REQUIRED WORK. Search each line of the data for the word "Access"; copy every line where it is found.

────────

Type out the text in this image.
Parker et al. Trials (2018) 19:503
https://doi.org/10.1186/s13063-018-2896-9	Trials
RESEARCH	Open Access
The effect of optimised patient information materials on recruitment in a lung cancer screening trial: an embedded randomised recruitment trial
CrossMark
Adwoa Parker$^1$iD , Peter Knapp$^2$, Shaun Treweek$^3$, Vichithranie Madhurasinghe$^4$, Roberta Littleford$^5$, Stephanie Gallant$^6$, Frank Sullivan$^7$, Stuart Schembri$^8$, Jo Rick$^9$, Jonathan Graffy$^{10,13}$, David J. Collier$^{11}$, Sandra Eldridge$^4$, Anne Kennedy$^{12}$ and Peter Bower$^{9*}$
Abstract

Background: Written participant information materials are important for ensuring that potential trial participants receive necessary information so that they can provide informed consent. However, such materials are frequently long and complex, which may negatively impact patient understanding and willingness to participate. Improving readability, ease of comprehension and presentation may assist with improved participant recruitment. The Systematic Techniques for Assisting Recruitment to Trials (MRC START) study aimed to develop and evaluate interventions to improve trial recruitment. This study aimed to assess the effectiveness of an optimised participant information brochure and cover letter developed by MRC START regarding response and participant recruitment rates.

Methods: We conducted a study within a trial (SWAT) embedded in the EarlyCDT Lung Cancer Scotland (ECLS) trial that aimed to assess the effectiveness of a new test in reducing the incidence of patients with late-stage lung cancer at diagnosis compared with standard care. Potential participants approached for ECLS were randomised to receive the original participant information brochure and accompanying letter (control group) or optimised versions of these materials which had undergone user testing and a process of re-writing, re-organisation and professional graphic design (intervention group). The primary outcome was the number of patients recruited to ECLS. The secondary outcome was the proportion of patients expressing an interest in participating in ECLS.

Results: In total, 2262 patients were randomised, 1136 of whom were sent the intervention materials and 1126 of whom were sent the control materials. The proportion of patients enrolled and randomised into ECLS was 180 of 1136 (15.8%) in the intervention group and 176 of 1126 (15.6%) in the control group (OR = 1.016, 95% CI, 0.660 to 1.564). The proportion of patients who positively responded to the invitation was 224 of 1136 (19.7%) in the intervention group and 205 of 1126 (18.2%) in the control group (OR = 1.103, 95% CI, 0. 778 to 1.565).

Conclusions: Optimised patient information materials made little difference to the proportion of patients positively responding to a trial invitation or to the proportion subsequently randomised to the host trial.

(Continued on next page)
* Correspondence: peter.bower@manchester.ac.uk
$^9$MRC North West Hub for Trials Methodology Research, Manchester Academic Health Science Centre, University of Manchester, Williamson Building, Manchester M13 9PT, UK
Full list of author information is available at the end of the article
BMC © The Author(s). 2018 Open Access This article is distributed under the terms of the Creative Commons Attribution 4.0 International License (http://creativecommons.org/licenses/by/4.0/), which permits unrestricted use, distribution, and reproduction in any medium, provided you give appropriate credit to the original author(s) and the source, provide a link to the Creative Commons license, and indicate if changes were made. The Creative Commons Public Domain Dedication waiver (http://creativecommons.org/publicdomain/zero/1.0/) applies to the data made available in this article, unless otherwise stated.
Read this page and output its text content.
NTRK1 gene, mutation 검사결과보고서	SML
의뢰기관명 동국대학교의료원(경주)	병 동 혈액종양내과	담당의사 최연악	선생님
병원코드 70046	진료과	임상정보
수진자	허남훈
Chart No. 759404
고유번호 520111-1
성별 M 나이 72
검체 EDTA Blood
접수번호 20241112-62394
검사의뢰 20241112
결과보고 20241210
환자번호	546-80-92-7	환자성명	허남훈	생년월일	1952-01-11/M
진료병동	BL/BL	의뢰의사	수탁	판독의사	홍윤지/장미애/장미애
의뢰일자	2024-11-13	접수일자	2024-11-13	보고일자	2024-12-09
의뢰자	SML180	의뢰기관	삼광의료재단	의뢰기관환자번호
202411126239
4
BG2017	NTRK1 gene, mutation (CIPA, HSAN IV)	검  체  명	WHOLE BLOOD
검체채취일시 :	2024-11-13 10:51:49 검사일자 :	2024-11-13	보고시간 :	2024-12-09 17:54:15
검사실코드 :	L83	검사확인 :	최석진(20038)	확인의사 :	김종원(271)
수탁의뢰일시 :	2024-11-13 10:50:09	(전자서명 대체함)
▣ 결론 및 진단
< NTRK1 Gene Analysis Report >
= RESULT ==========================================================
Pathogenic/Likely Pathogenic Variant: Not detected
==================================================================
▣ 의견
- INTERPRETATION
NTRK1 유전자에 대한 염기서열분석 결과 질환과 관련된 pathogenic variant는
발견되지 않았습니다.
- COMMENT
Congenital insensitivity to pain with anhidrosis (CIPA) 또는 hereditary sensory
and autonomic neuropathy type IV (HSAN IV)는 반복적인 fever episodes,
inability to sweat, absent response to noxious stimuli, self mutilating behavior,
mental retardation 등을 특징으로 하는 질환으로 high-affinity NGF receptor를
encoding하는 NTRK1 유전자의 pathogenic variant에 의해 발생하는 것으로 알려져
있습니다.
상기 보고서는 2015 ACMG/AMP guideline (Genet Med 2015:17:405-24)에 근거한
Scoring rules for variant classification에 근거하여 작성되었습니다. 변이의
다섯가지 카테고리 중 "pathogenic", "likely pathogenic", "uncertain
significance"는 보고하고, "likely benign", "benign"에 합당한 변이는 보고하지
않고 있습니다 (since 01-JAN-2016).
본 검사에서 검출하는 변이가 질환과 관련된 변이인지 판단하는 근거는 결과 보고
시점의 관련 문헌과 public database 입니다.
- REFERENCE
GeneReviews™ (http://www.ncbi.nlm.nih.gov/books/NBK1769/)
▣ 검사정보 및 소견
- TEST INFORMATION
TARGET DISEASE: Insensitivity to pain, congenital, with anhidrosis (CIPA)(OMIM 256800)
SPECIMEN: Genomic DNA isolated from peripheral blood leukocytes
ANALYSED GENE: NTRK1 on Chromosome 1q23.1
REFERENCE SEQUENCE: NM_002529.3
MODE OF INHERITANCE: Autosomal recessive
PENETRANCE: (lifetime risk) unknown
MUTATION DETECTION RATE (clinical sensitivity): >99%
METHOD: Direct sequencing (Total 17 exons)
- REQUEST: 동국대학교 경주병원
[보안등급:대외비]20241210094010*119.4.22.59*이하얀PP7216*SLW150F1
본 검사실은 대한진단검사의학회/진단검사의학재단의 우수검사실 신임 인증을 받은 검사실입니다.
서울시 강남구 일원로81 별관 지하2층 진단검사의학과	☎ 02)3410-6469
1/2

────────

SOLVED PROBLEM.
RESEARCH	Open Access
BMC © The Author(s). 2018 Open Access This article is distributed under the terms of the Creative Commons Attribution 4.0 International License (http://creativecommons.org/licenses/by/4.0/), which permits unrestricted use, distribution, and reproduction in any medium, provided you give appropriate credit to the original author(s) and the source, provide a link to the Creative Commons license, and indicate if changes were made. The Creative Commons Public Domain Dedication waiver (http://creativecommons.org/publicdomain/zero/1.0/) applies to the data made available in this article, unless otherwise stated.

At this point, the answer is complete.